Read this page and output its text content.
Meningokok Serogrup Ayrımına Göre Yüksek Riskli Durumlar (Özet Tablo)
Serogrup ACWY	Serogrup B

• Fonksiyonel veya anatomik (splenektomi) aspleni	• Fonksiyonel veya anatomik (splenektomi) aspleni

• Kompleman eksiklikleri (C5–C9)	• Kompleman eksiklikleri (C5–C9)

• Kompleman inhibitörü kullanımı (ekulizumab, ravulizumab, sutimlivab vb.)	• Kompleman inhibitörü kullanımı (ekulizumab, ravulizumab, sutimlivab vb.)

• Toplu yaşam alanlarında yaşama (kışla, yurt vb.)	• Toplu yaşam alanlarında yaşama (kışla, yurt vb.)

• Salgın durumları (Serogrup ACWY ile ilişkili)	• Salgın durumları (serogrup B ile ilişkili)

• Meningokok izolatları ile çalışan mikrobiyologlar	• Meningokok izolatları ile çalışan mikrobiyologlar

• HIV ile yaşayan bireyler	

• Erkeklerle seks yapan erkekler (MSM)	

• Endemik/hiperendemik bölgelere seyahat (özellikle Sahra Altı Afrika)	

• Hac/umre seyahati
-=-=-
• [GIVEN REQUEST]
Where does the word "Meningokok" appear in the listing? List each line that holds it.

• [TASK ANSWER]
Meningokok Serogrup Ayrımına Göre Yüksek Riskli Durumlar (Özet Tablo)
• Meningokok izolatları ile çalışan mikrobiyologlar	• Meningokok izolatları ile çalışan mikrobiyologlar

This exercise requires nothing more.